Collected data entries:
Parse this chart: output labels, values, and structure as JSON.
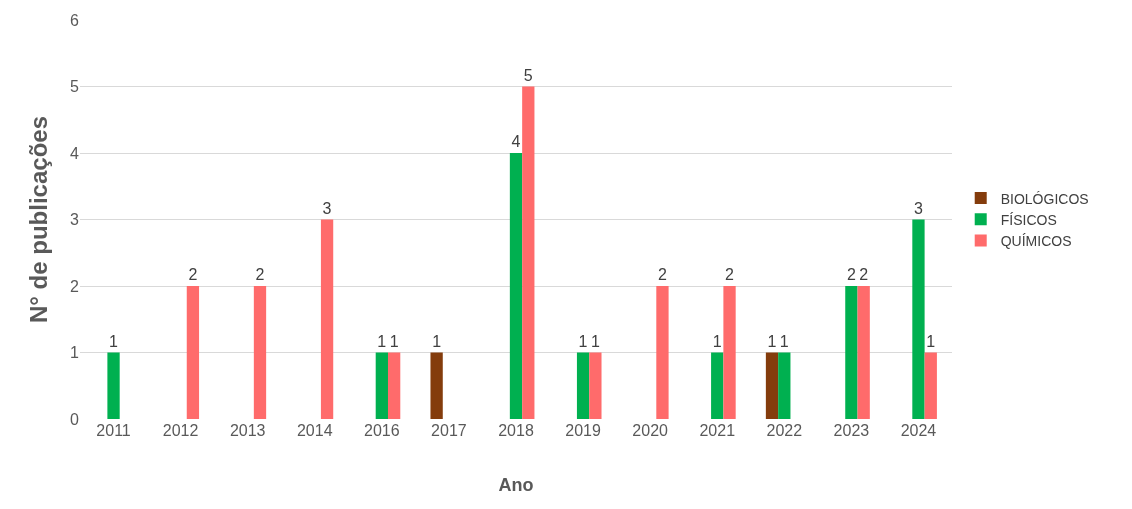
{
  "chart_data": {
    "type": "bar",
    "xlabel": "Ano",
    "ylabel": "N° de publicações",
    "categories": [
      "2011",
      "2012",
      "2013",
      "2014",
      "2016",
      "2017",
      "2018",
      "2019",
      "2020",
      "2021",
      "2022",
      "2023",
      "2024"
    ],
    "series": [
      {
        "name": "BIOLÓGICOS",
        "color": "#843c0c",
        "values": [
          null,
          null,
          null,
          null,
          null,
          1,
          null,
          null,
          null,
          null,
          1,
          null,
          null
        ]
      },
      {
        "name": "FÍSICOS",
        "color": "#00b050",
        "values": [
          1,
          null,
          null,
          null,
          1,
          null,
          4,
          1,
          null,
          1,
          1,
          2,
          3
        ]
      },
      {
        "name": "QUÍMICOS",
        "color": "#ff6b6b",
        "values": [
          null,
          2,
          2,
          3,
          1,
          null,
          5,
          1,
          2,
          2,
          null,
          2,
          1
        ]
      }
    ],
    "ylim": [
      0,
      6
    ],
    "yticks": [
      0,
      1,
      2,
      3,
      4,
      5,
      6
    ],
    "grid": "y",
    "legend": "right",
    "data_labels": true
  }
}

_The request_:
Copy every line of the entries above in which "name" occurs.

_Task output_:
        "name": "BIOLÓGICOS",
        "name": "FÍSICOS",
        "name": "QUÍMICOS",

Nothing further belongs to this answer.